START INFORMATION SUPPLIED

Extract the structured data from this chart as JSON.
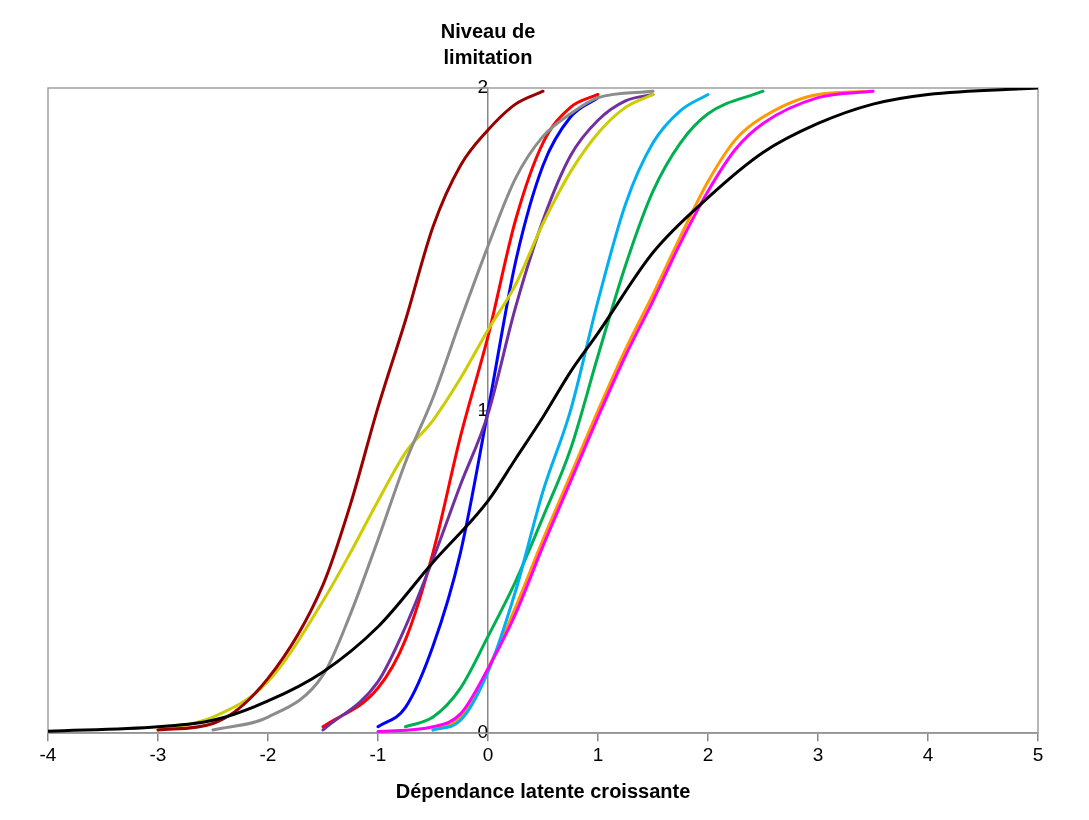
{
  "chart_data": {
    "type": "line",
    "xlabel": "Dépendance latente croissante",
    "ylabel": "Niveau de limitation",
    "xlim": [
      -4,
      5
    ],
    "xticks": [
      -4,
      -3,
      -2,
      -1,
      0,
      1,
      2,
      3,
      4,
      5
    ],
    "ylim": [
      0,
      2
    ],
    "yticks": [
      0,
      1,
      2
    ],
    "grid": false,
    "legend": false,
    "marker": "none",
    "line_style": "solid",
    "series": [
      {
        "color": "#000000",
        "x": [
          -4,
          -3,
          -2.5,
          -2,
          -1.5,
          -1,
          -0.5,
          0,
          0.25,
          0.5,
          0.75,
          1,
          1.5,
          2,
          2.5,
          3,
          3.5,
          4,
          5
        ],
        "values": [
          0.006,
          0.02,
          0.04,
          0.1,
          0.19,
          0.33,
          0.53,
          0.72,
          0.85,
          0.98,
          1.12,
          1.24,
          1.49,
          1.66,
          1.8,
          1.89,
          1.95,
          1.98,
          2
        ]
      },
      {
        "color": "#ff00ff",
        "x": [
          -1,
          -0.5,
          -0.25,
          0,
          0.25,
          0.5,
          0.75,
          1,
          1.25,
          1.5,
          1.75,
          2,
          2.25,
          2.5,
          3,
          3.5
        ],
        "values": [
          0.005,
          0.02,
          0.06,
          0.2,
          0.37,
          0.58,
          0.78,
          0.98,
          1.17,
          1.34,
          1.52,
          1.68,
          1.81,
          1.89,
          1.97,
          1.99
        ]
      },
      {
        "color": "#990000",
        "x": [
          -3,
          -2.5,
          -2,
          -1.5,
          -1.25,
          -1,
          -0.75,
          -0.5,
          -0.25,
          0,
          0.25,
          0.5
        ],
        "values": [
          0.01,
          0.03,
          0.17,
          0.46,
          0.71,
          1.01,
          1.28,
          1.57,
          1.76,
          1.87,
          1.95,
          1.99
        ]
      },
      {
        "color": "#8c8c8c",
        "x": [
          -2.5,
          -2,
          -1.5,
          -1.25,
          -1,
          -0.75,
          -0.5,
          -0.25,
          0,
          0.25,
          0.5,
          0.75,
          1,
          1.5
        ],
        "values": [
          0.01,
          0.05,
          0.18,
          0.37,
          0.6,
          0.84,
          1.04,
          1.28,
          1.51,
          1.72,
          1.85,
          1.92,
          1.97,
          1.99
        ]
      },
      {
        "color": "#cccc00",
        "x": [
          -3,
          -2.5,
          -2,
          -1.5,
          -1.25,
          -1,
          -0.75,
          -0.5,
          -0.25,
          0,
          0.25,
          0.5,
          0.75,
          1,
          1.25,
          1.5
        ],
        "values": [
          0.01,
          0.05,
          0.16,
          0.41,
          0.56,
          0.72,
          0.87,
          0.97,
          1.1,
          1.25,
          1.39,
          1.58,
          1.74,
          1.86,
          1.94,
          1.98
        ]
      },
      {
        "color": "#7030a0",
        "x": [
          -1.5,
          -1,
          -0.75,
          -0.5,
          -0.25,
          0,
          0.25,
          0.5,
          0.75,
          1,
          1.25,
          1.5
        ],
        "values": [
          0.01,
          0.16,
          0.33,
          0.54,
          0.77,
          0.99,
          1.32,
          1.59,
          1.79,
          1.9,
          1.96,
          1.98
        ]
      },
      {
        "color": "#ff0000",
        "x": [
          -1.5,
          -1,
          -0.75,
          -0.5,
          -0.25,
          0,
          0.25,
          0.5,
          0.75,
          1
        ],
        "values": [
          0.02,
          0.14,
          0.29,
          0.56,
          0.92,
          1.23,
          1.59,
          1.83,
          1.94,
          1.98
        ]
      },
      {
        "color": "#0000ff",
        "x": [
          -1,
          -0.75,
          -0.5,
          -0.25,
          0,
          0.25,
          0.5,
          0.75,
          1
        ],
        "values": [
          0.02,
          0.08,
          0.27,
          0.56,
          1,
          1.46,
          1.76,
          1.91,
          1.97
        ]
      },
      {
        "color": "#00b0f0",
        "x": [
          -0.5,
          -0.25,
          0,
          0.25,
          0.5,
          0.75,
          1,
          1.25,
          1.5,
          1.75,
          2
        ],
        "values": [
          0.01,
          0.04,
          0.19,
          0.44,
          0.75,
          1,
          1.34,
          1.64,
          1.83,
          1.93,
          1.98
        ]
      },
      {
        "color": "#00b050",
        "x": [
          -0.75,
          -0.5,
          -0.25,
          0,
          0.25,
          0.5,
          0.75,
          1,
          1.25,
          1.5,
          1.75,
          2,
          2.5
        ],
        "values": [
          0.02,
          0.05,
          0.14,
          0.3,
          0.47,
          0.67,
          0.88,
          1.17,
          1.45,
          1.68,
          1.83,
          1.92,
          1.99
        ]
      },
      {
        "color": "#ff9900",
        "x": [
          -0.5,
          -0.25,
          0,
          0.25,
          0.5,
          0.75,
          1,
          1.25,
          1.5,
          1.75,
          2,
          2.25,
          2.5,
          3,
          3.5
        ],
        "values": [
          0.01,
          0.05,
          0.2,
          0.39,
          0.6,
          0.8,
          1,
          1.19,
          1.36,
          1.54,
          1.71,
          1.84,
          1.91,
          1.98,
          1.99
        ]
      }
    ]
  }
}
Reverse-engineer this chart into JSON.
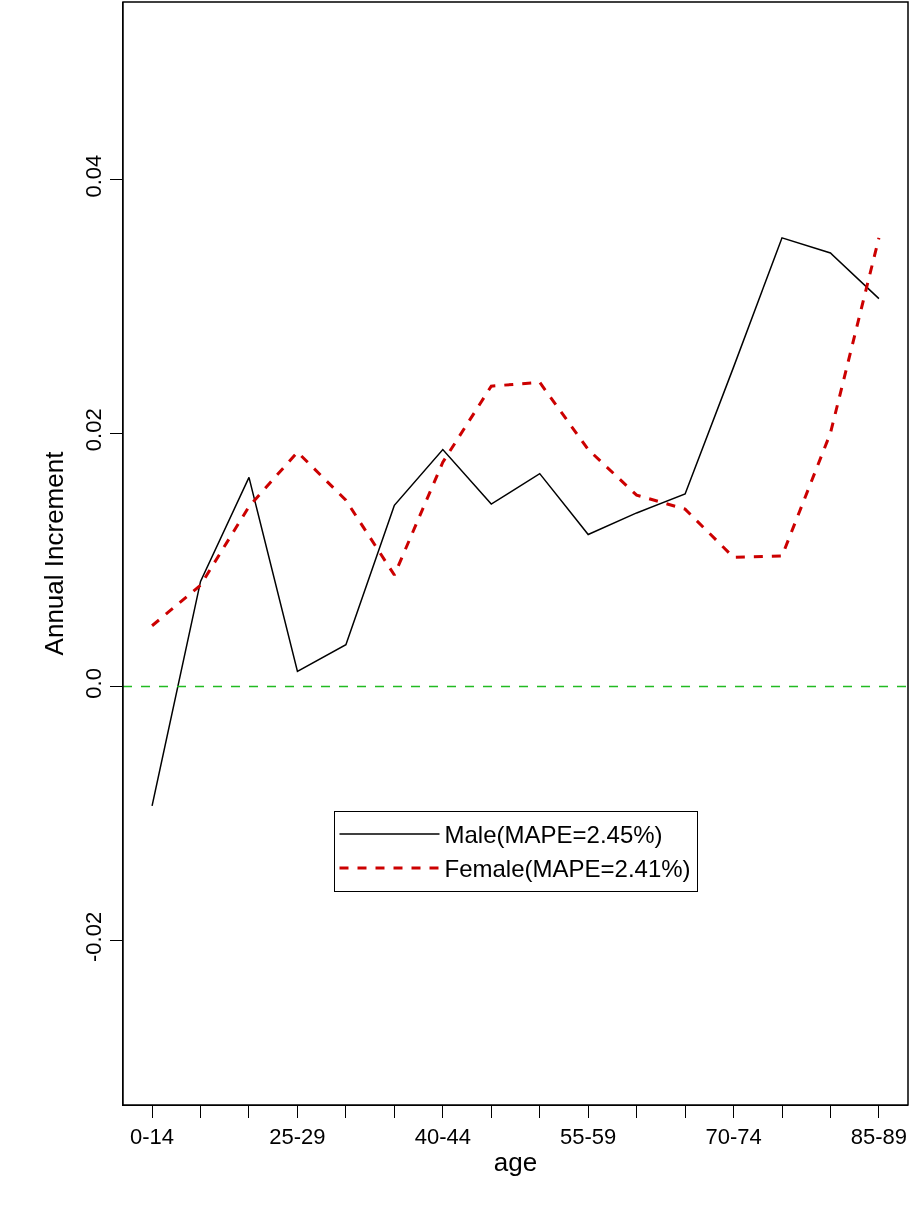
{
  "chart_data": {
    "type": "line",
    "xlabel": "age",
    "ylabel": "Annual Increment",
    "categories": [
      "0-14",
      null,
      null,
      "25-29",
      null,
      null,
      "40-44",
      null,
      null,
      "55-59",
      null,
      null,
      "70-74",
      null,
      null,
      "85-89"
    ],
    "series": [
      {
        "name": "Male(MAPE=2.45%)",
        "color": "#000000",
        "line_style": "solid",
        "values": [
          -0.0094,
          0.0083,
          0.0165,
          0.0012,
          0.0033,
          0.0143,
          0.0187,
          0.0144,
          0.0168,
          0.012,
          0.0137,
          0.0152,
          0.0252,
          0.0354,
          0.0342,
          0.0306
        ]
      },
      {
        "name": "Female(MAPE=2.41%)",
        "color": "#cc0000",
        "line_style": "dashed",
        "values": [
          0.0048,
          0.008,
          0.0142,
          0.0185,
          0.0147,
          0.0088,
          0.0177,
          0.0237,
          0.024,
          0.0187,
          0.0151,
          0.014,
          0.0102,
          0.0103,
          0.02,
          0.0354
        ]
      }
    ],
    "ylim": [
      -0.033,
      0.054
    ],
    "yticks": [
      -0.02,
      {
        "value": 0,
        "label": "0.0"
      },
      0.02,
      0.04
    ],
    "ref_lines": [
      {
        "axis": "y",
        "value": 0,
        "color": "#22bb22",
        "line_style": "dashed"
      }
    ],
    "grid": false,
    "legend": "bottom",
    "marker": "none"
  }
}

END INFORMATION SUPPLIED

Return all of the entries word for word, but omit the pictures.

PROBLEM SOLUTION:
Extract the structured data from this chart as JSON.
{
  "chart_data": {
    "type": "line",
    "xlabel": "Dépendance latente croissante",
    "ylabel": "Niveau de limitation",
    "xlim": [
      -4,
      5
    ],
    "xticks": [
      -4,
      -3,
      -2,
      -1,
      0,
      1,
      2,
      3,
      4,
      5
    ],
    "ylim": [
      0,
      2
    ],
    "yticks": [
      0,
      1,
      2
    ],
    "grid": false,
    "legend": false,
    "marker": "none",
    "line_style": "solid",
    "series": [
      {
        "color": "#000000",
        "x": [
          -4,
          -3,
          -2.5,
          -2,
          -1.5,
          -1,
          -0.5,
          0,
          0.25,
          0.5,
          0.75,
          1,
          1.5,
          2,
          2.5,
          3,
          3.5,
          4,
          5
        ],
        "values": [
          0.006,
          0.02,
          0.04,
          0.1,
          0.19,
          0.33,
          0.53,
          0.72,
          0.85,
          0.98,
          1.12,
          1.24,
          1.49,
          1.66,
          1.8,
          1.89,
          1.95,
          1.98,
          2
        ]
      },
      {
        "color": "#ff00ff",
        "x": [
          -1,
          -0.5,
          -0.25,
          0,
          0.25,
          0.5,
          0.75,
          1,
          1.25,
          1.5,
          1.75,
          2,
          2.25,
          2.5,
          3,
          3.5
        ],
        "values": [
          0.005,
          0.02,
          0.06,
          0.2,
          0.37,
          0.58,
          0.78,
          0.98,
          1.17,
          1.34,
          1.52,
          1.68,
          1.81,
          1.89,
          1.97,
          1.99
        ]
      },
      {
        "color": "#990000",
        "x": [
          -3,
          -2.5,
          -2,
          -1.5,
          -1.25,
          -1,
          -0.75,
          -0.5,
          -0.25,
          0,
          0.25,
          0.5
        ],
        "values": [
          0.01,
          0.03,
          0.17,
          0.46,
          0.71,
          1.01,
          1.28,
          1.57,
          1.76,
          1.87,
          1.95,
          1.99
        ]
      },
      {
        "color": "#8c8c8c",
        "x": [
          -2.5,
          -2,
          -1.5,
          -1.25,
          -1,
          -0.75,
          -0.5,
          -0.25,
          0,
          0.25,
          0.5,
          0.75,
          1,
          1.5
        ],
        "values": [
          0.01,
          0.05,
          0.18,
          0.37,
          0.6,
          0.84,
          1.04,
          1.28,
          1.51,
          1.72,
          1.85,
          1.92,
          1.97,
          1.99
        ]
      },
      {
        "color": "#cccc00",
        "x": [
          -3,
          -2.5,
          -2,
          -1.5,
          -1.25,
          -1,
          -0.75,
          -0.5,
          -0.25,
          0,
          0.25,
          0.5,
          0.75,
          1,
          1.25,
          1.5
        ],
        "values": [
          0.01,
          0.05,
          0.16,
          0.41,
          0.56,
          0.72,
          0.87,
          0.97,
          1.1,
          1.25,
          1.39,
          1.58,
          1.74,
          1.86,
          1.94,
          1.98
        ]
      },
      {
        "color": "#7030a0",
        "x": [
          -1.5,
          -1,
          -0.75,
          -0.5,
          -0.25,
          0,
          0.25,
          0.5,
          0.75,
          1,
          1.25,
          1.5
        ],
        "values": [
          0.01,
          0.16,
          0.33,
          0.54,
          0.77,
          0.99,
          1.32,
          1.59,
          1.79,
          1.9,
          1.96,
          1.98
        ]
      },
      {
        "color": "#ff0000",
        "x": [
          -1.5,
          -1,
          -0.75,
          -0.5,
          -0.25,
          0,
          0.25,
          0.5,
          0.75,
          1
        ],
        "values": [
          0.02,
          0.14,
          0.29,
          0.56,
          0.92,
          1.23,
          1.59,
          1.83,
          1.94,
          1.98
        ]
      },
      {
        "color": "#0000ff",
        "x": [
          -1,
          -0.75,
          -0.5,
          -0.25,
          0,
          0.25,
          0.5,
          0.75,
          1
        ],
        "values": [
          0.02,
          0.08,
          0.27,
          0.56,
          1,
          1.46,
          1.76,
          1.91,
          1.97
        ]
      },
      {
        "color": "#00b0f0",
        "x": [
          -0.5,
          -0.25,
          0,
          0.25,
          0.5,
          0.75,
          1,
          1.25,
          1.5,
          1.75,
          2
        ],
        "values": [
          0.01,
          0.04,
          0.19,
          0.44,
          0.75,
          1,
          1.34,
          1.64,
          1.83,
          1.93,
          1.98
        ]
      },
      {
        "color": "#00b050",
        "x": [
          -0.75,
          -0.5,
          -0.25,
          0,
          0.25,
          0.5,
          0.75,
          1,
          1.25,
          1.5,
          1.75,
          2,
          2.5
        ],
        "values": [
          0.02,
          0.05,
          0.14,
          0.3,
          0.47,
          0.67,
          0.88,
          1.17,
          1.45,
          1.68,
          1.83,
          1.92,
          1.99
        ]
      },
      {
        "color": "#ff9900",
        "x": [
          -0.5,
          -0.25,
          0,
          0.25,
          0.5,
          0.75,
          1,
          1.25,
          1.5,
          1.75,
          2,
          2.25,
          2.5,
          3,
          3.5
        ],
        "values": [
          0.01,
          0.05,
          0.2,
          0.39,
          0.6,
          0.8,
          1,
          1.19,
          1.36,
          1.54,
          1.71,
          1.84,
          1.91,
          1.98,
          1.99
        ]
      }
    ]
  }
}
Reverse-engineer this chart into JSON.
{
  "chart_data": {
    "type": "line",
    "xlabel": "age",
    "ylabel": "Annual Increment",
    "categories": [
      "0-14",
      null,
      null,
      "25-29",
      null,
      null,
      "40-44",
      null,
      null,
      "55-59",
      null,
      null,
      "70-74",
      null,
      null,
      "85-89"
    ],
    "series": [
      {
        "name": "Male(MAPE=2.45%)",
        "color": "#000000",
        "line_style": "solid",
        "values": [
          -0.0094,
          0.0083,
          0.0165,
          0.0012,
          0.0033,
          0.0143,
          0.0187,
          0.0144,
          0.0168,
          0.012,
          0.0137,
          0.0152,
          0.0252,
          0.0354,
          0.0342,
          0.0306
        ]
      },
      {
        "name": "Female(MAPE=2.41%)",
        "color": "#cc0000",
        "line_style": "dashed",
        "values": [
          0.0048,
          0.008,
          0.0142,
          0.0185,
          0.0147,
          0.0088,
          0.0177,
          0.0237,
          0.024,
          0.0187,
          0.0151,
          0.014,
          0.0102,
          0.0103,
          0.02,
          0.0354
        ]
      }
    ],
    "ylim": [
      -0.033,
      0.054
    ],
    "yticks": [
      -0.02,
      {
        "value": 0,
        "label": "0.0"
      },
      0.02,
      0.04
    ],
    "ref_lines": [
      {
        "axis": "y",
        "value": 0,
        "color": "#22bb22",
        "line_style": "dashed"
      }
    ],
    "grid": false,
    "legend": "bottom",
    "marker": "none"
  }
}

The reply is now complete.